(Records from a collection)
▽
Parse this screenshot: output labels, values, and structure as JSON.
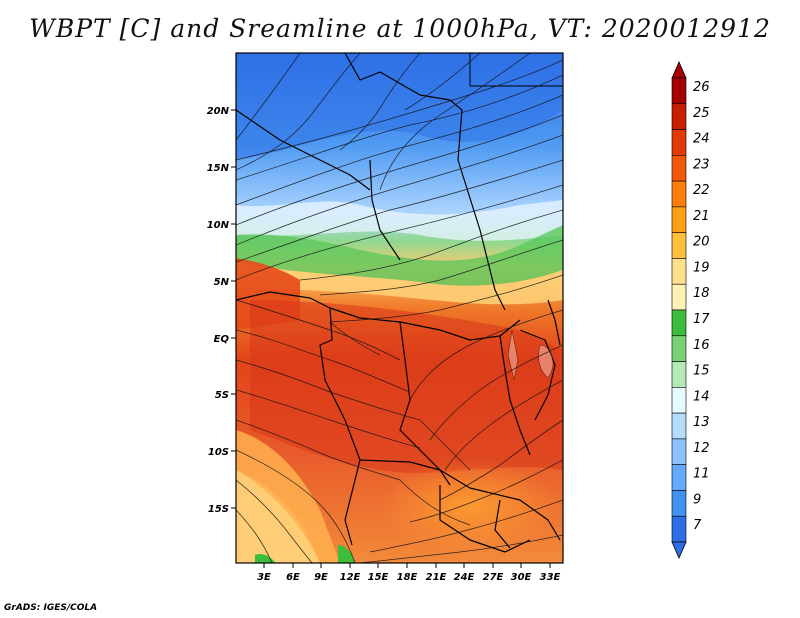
{
  "title": "WBPT [C] and Sreamline at 1000hPa, VT: 2020012912",
  "credit": "GrADS: IGES/COLA",
  "map": {
    "lat_labels": [
      "20N",
      "15N",
      "10N",
      "5N",
      "EQ",
      "5S",
      "10S",
      "15S"
    ],
    "lon_labels": [
      "3E",
      "6E",
      "9E",
      "12E",
      "15E",
      "18E",
      "21E",
      "24E",
      "27E",
      "30E",
      "33E"
    ]
  },
  "colorbar": {
    "levels": [
      "26",
      "25",
      "24",
      "23",
      "22",
      "21",
      "20",
      "19",
      "18",
      "17",
      "16",
      "15",
      "14",
      "13",
      "12",
      "11",
      "9",
      "7"
    ],
    "colors": [
      "#a50000",
      "#c81e00",
      "#e03a05",
      "#f25a0a",
      "#ff7d0a",
      "#ffa014",
      "#ffc03c",
      "#ffe08c",
      "#fff0b4",
      "#3cbe3c",
      "#78d278",
      "#b4ebb4",
      "#e6faff",
      "#b4dcff",
      "#8cc3ff",
      "#64aaff",
      "#4191f0",
      "#2d6ee6"
    ]
  },
  "chart_data": {
    "type": "heatmap",
    "title": "WBPT [C] and Sreamline at 1000hPa, VT: 2020012912",
    "variable": "Wet-bulb potential temperature [C] with streamlines at 1000hPa",
    "valid_time": "2020012912",
    "x_ticks": [
      "3E",
      "6E",
      "9E",
      "12E",
      "15E",
      "18E",
      "21E",
      "24E",
      "27E",
      "30E",
      "33E"
    ],
    "y_ticks": [
      "20N",
      "15N",
      "10N",
      "5N",
      "EQ",
      "5S",
      "10S",
      "15S"
    ],
    "xlim": [
      0,
      34
    ],
    "ylim": [
      -20,
      24
    ],
    "colorbar_levels": [
      7,
      9,
      11,
      12,
      13,
      14,
      15,
      16,
      17,
      18,
      19,
      20,
      21,
      22,
      23,
      24,
      25,
      26
    ]
  }
}
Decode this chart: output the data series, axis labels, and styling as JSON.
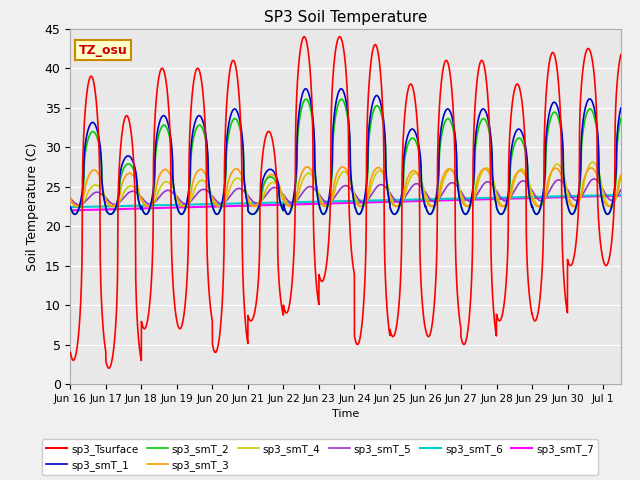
{
  "title": "SP3 Soil Temperature",
  "xlabel": "Time",
  "ylabel": "Soil Temperature (C)",
  "ylim": [
    0,
    45
  ],
  "xlim_days": [
    0,
    15.5
  ],
  "tz_label": "TZ_osu",
  "series": {
    "sp3_Tsurface": {
      "color": "#ff0000",
      "lw": 1.2
    },
    "sp3_smT_1": {
      "color": "#0000cc",
      "lw": 1.2
    },
    "sp3_smT_2": {
      "color": "#00cc00",
      "lw": 1.2
    },
    "sp3_smT_3": {
      "color": "#ff9900",
      "lw": 1.2
    },
    "sp3_smT_4": {
      "color": "#cccc00",
      "lw": 1.2
    },
    "sp3_smT_5": {
      "color": "#9933cc",
      "lw": 1.2
    },
    "sp3_smT_6": {
      "color": "#00cccc",
      "lw": 1.5
    },
    "sp3_smT_7": {
      "color": "#ff00ff",
      "lw": 1.5
    }
  },
  "tick_labels": [
    "Jun 16",
    "Jun 17",
    "Jun 18",
    "Jun 19",
    "Jun 20",
    "Jun 21",
    "Jun 22",
    "Jun 23",
    "Jun 24",
    "Jun 25",
    "Jun 26",
    "Jun 27",
    "Jun 28",
    "Jun 29",
    "Jun 30",
    "Jul 1"
  ],
  "tick_positions": [
    0,
    1,
    2,
    3,
    4,
    5,
    6,
    7,
    8,
    9,
    10,
    11,
    12,
    13,
    14,
    15
  ]
}
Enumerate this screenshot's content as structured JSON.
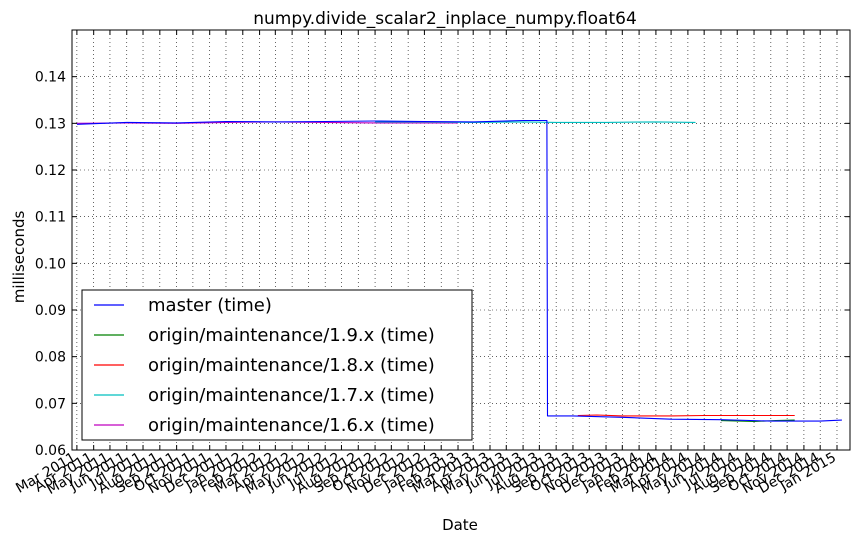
{
  "chart_data": {
    "type": "line",
    "title": "numpy.divide_scalar2_inplace_numpy.float64",
    "xlabel": "Date",
    "ylabel": "milliseconds",
    "xlim": [
      "2011-02-20",
      "2015-01-25"
    ],
    "ylim": [
      0.06,
      0.15
    ],
    "yticks": [
      0.06,
      0.07,
      0.08,
      0.09,
      0.1,
      0.11,
      0.12,
      0.13,
      0.14
    ],
    "ytick_labels": [
      "0.06",
      "0.07",
      "0.08",
      "0.09",
      "0.10",
      "0.11",
      "0.12",
      "0.13",
      "0.14"
    ],
    "xticks": [
      "2011-03-01",
      "2011-04-01",
      "2011-05-01",
      "2011-06-01",
      "2011-07-01",
      "2011-08-01",
      "2011-09-01",
      "2011-10-01",
      "2011-11-01",
      "2011-12-01",
      "2012-01-01",
      "2012-02-01",
      "2012-03-01",
      "2012-04-01",
      "2012-05-01",
      "2012-06-01",
      "2012-07-01",
      "2012-08-01",
      "2012-09-01",
      "2012-10-01",
      "2012-11-01",
      "2012-12-01",
      "2013-01-01",
      "2013-02-01",
      "2013-03-01",
      "2013-04-01",
      "2013-05-01",
      "2013-06-01",
      "2013-07-01",
      "2013-08-01",
      "2013-09-01",
      "2013-10-01",
      "2013-11-01",
      "2013-12-01",
      "2014-01-01",
      "2014-02-01",
      "2014-03-01",
      "2014-04-01",
      "2014-05-01",
      "2014-06-01",
      "2014-07-01",
      "2014-08-01",
      "2014-09-01",
      "2014-10-01",
      "2014-11-01",
      "2014-12-01",
      "2015-01-01"
    ],
    "xtick_labels": [
      "Mar 2011",
      "Apr 2011",
      "May 2011",
      "Jun 2011",
      "Jul 2011",
      "Aug 2011",
      "Sep 2011",
      "Oct 2011",
      "Nov 2011",
      "Dec 2011",
      "Jan 2012",
      "Feb 2012",
      "Mar 2012",
      "Apr 2012",
      "May 2012",
      "Jun 2012",
      "Jul 2012",
      "Aug 2012",
      "Sep 2012",
      "Oct 2012",
      "Nov 2012",
      "Dec 2012",
      "Jan 2013",
      "Feb 2013",
      "Mar 2013",
      "Apr 2013",
      "May 2013",
      "Jun 2013",
      "Jul 2013",
      "Aug 2013",
      "Sep 2013",
      "Oct 2013",
      "Nov 2013",
      "Dec 2013",
      "Jan 2014",
      "Feb 2014",
      "Mar 2014",
      "Apr 2014",
      "May 2014",
      "Jun 2014",
      "Jul 2014",
      "Aug 2014",
      "Sep 2014",
      "Oct 2014",
      "Nov 2014",
      "Dec 2014",
      "Jan 2015"
    ],
    "grid": true,
    "legend_position": "lower-left",
    "series": [
      {
        "name": "master (time)",
        "color": "#0000ff",
        "x": [
          "2011-03-01",
          "2011-06-01",
          "2011-09-01",
          "2011-12-01",
          "2012-03-01",
          "2012-06-01",
          "2012-09-01",
          "2012-12-01",
          "2013-03-01",
          "2013-06-01",
          "2013-07-15",
          "2013-07-16",
          "2013-09-01",
          "2013-12-01",
          "2014-03-01",
          "2014-06-01",
          "2014-09-01",
          "2014-12-01",
          "2015-01-10"
        ],
        "y": [
          0.1298,
          0.1302,
          0.1301,
          0.1304,
          0.1303,
          0.1304,
          0.1305,
          0.1304,
          0.1303,
          0.1306,
          0.1306,
          0.0673,
          0.0673,
          0.067,
          0.0666,
          0.0665,
          0.0662,
          0.0662,
          0.0664
        ]
      },
      {
        "name": "origin/maintenance/1.9.x (time)",
        "color": "#008000",
        "x": [
          "2014-06-01",
          "2014-08-01",
          "2014-09-10",
          "2014-10-15"
        ],
        "y": [
          0.0663,
          0.0661,
          0.0663,
          0.0664
        ]
      },
      {
        "name": "origin/maintenance/1.8.x (time)",
        "color": "#ff0000",
        "x": [
          "2013-09-10",
          "2013-10-15",
          "2013-12-01",
          "2014-03-01",
          "2014-05-01",
          "2014-07-01",
          "2014-10-15"
        ],
        "y": [
          0.0674,
          0.0675,
          0.0673,
          0.0673,
          0.0674,
          0.0674,
          0.0674
        ]
      },
      {
        "name": "origin/maintenance/1.7.x (time)",
        "color": "#00bfbf",
        "x": [
          "2012-09-01",
          "2012-12-01",
          "2013-03-01",
          "2013-06-01",
          "2013-08-01",
          "2013-11-01",
          "2014-02-01",
          "2014-04-15"
        ],
        "y": [
          0.1303,
          0.1303,
          0.1302,
          0.1303,
          0.1302,
          0.1302,
          0.1303,
          0.1302
        ]
      },
      {
        "name": "origin/maintenance/1.6.x (time)",
        "color": "#bf00bf",
        "x": [
          "2011-03-01",
          "2011-06-01",
          "2011-09-01",
          "2011-12-01",
          "2012-03-01",
          "2012-06-01",
          "2012-09-01",
          "2012-12-01",
          "2013-02-01"
        ],
        "y": [
          0.13,
          0.1301,
          0.13,
          0.1302,
          0.1303,
          0.1302,
          0.1301,
          0.1301,
          0.1301
        ]
      }
    ]
  }
}
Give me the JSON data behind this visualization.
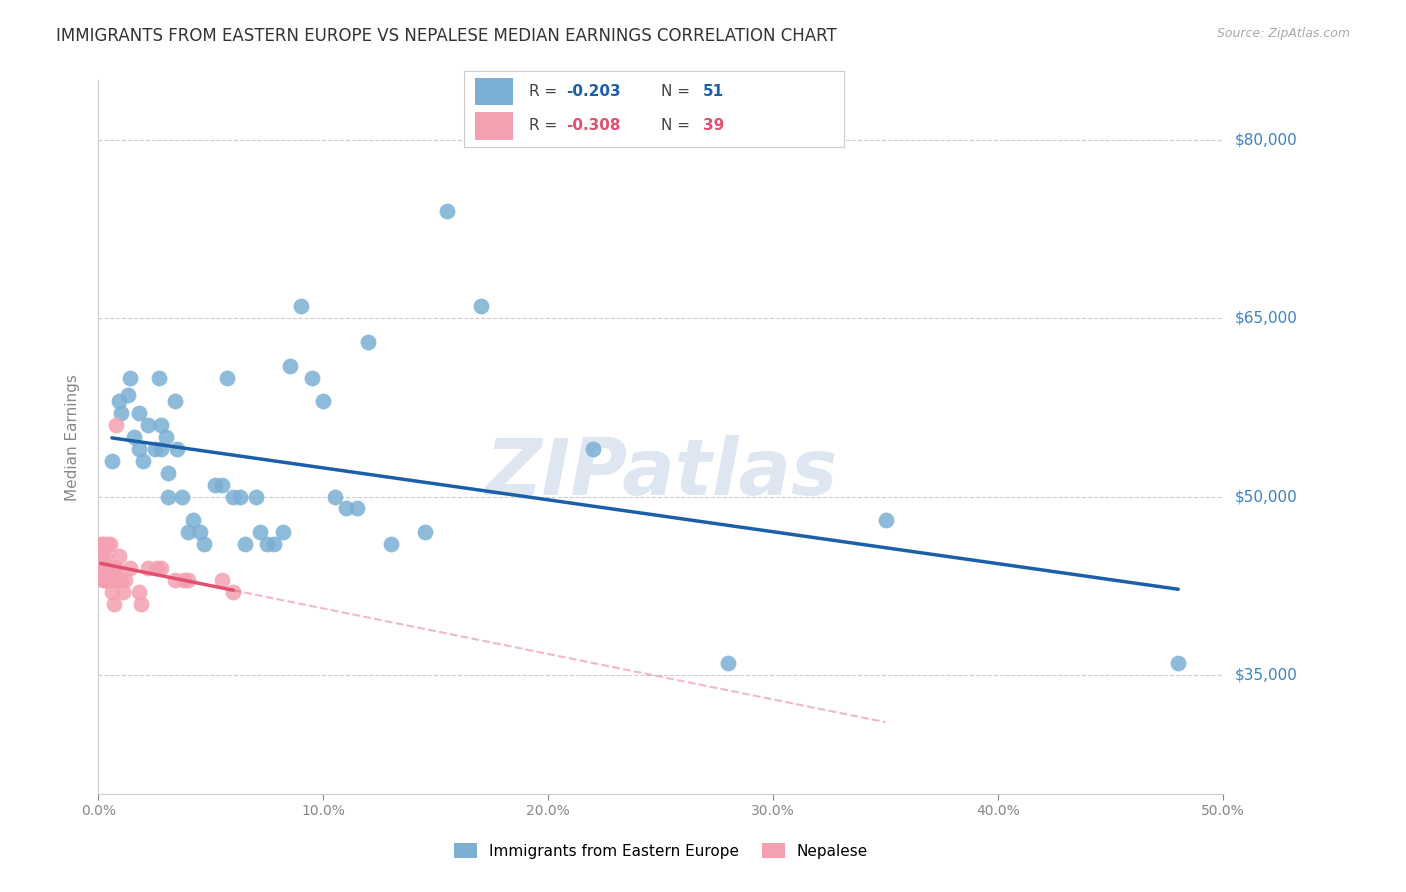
{
  "title": "IMMIGRANTS FROM EASTERN EUROPE VS NEPALESE MEDIAN EARNINGS CORRELATION CHART",
  "source": "Source: ZipAtlas.com",
  "ylabel": "Median Earnings",
  "xlim": [
    0.0,
    0.5
  ],
  "ylim": [
    25000,
    85000
  ],
  "yticks": [
    35000,
    50000,
    65000,
    80000
  ],
  "ytick_labels": [
    "$35,000",
    "$50,000",
    "$65,000",
    "$80,000"
  ],
  "xticks": [
    0.0,
    0.1,
    0.2,
    0.3,
    0.4,
    0.5
  ],
  "blue_R": "-0.203",
  "blue_N": "51",
  "pink_R": "-0.308",
  "pink_N": "39",
  "legend_label_blue": "Immigrants from Eastern Europe",
  "legend_label_pink": "Nepalese",
  "blue_color": "#7bafd4",
  "pink_color": "#f4a0b0",
  "blue_line_color": "#1a5fa8",
  "pink_line_color": "#e05070",
  "watermark": "ZIPatlas",
  "blue_x": [
    0.006,
    0.009,
    0.01,
    0.013,
    0.014,
    0.016,
    0.018,
    0.018,
    0.02,
    0.022,
    0.025,
    0.027,
    0.028,
    0.028,
    0.03,
    0.031,
    0.031,
    0.034,
    0.035,
    0.037,
    0.04,
    0.042,
    0.045,
    0.047,
    0.052,
    0.055,
    0.057,
    0.06,
    0.063,
    0.065,
    0.07,
    0.072,
    0.075,
    0.078,
    0.082,
    0.085,
    0.09,
    0.095,
    0.1,
    0.105,
    0.11,
    0.115,
    0.12,
    0.13,
    0.145,
    0.155,
    0.17,
    0.22,
    0.28,
    0.35,
    0.48
  ],
  "blue_y": [
    53000,
    58000,
    57000,
    58500,
    60000,
    55000,
    54000,
    57000,
    53000,
    56000,
    54000,
    60000,
    54000,
    56000,
    55000,
    50000,
    52000,
    58000,
    54000,
    50000,
    47000,
    48000,
    47000,
    46000,
    51000,
    51000,
    60000,
    50000,
    50000,
    46000,
    50000,
    47000,
    46000,
    46000,
    47000,
    61000,
    66000,
    60000,
    58000,
    50000,
    49000,
    49000,
    63000,
    46000,
    47000,
    74000,
    66000,
    54000,
    36000,
    48000,
    36000
  ],
  "pink_x": [
    0.001,
    0.001,
    0.001,
    0.002,
    0.002,
    0.002,
    0.003,
    0.003,
    0.003,
    0.004,
    0.004,
    0.004,
    0.005,
    0.005,
    0.005,
    0.005,
    0.006,
    0.006,
    0.006,
    0.007,
    0.007,
    0.008,
    0.008,
    0.009,
    0.009,
    0.01,
    0.011,
    0.012,
    0.014,
    0.018,
    0.019,
    0.022,
    0.026,
    0.028,
    0.034,
    0.038,
    0.04,
    0.055,
    0.06
  ],
  "pink_y": [
    44000,
    45000,
    46000,
    44000,
    43000,
    46000,
    44000,
    45000,
    43000,
    44000,
    46000,
    43000,
    43000,
    44000,
    44000,
    46000,
    44000,
    43000,
    42000,
    41000,
    44000,
    56000,
    44000,
    43000,
    45000,
    43000,
    42000,
    43000,
    44000,
    42000,
    41000,
    44000,
    44000,
    44000,
    43000,
    43000,
    43000,
    43000,
    42000
  ],
  "bg_color": "#ffffff",
  "grid_color": "#cccccc",
  "axis_color": "#cccccc",
  "title_color": "#333333",
  "source_color": "#aaaaaa",
  "right_label_color": "#3b82c4",
  "tick_label_color": "#888888"
}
△
■ REQUEST: Scan the material above for the string "output" and return the lines that hold it.

■ ANSWER TO THE PROBLEM:
Parse this screenshot: output labels, values, and structure as JSON.
Decode this chart: output the data series, axis labels, and styling as JSON.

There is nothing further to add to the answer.